→ WHAT THE TASK REQUIRES
Copy the data that follows, character for character, minus the pictures.

→ TASK MATERIAL

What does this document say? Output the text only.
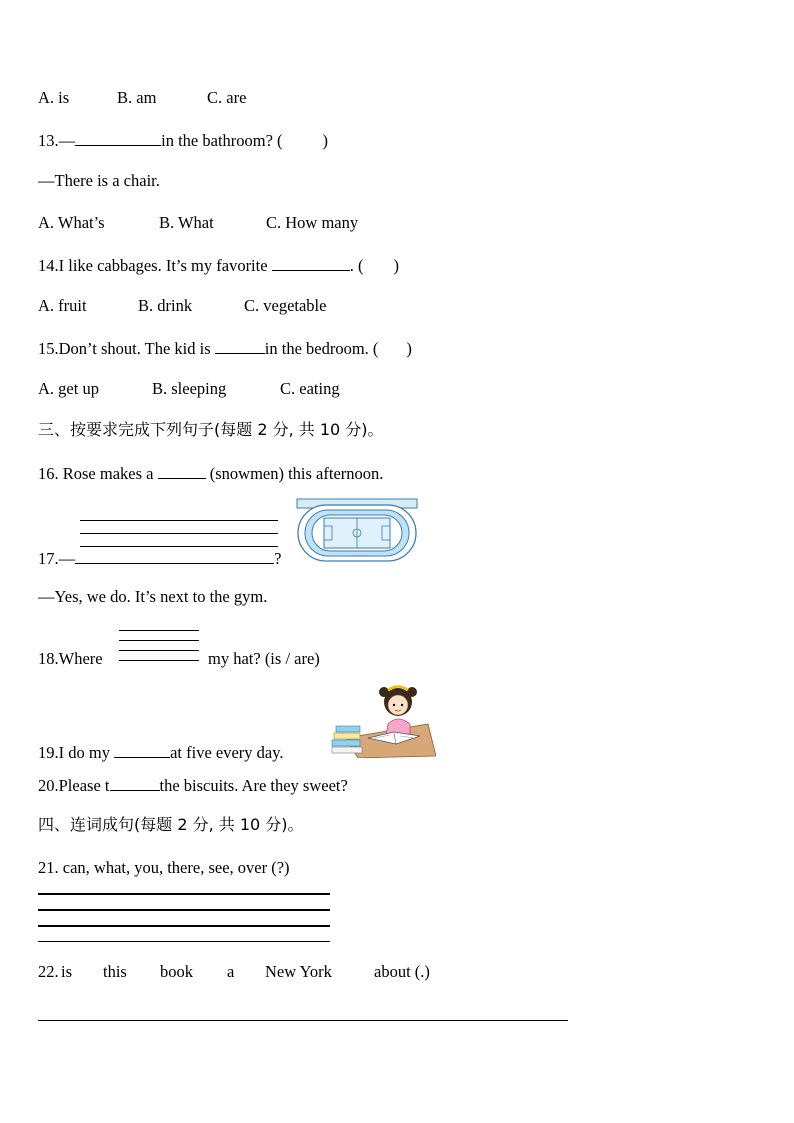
A. is	B. am	C. are
13.—	in the bathroom? ( )
—There is a chair.
A. What’s	B. What	C. How many
14.I like cabbages. It’s my favorite	. ( )
A. fruit	B. drink	C. vegetable
15.Don’t shout. The kid is	in the bedroom. ( )
A. get up	B. sleeping	C. eating
三、按要求完成下列句子(每题 2 分, 共 10 分)。
16. Rose makes a	(snowmen) this afternoon.
17.—	?
—Yes, we do. It’s next to the gym.
18.Where	my hat? (is / are)
19.I do my	at five every day.
20.Please t	the biscuits. Are they sweet?
四、连词成句(每题 2 分, 共 10 分)。
21. can, what, you, there, see, over (?)
22. is this book a New York	about (.)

→ THE OUTPUT
What does this document say? Output the text only.
A. is	B. am	C. are
13.—	in the bathroom? ( )
—There is a chair.
A. What’s	B. What	C. How many
14.I like cabbages. It’s my favorite	. ( )
A. fruit	B. drink	C. vegetable
15.Don’t shout. The kid is	in the bedroom. ( )
A. get up	B. sleeping	C. eating
三、按要求完成下列句子(每题 2 分, 共 10 分)。
16. Rose makes a	(snowmen) this afternoon.
17.—	?
—Yes, we do. It’s next to the gym.
18.Where	my hat? (is / are)
19.I do my	at five every day.
20.Please t	the biscuits. Are they sweet?
四、连词成句(每题 2 分, 共 10 分)。
21. can, what, you, there, see, over (?)
22. is this book a New York	about (.)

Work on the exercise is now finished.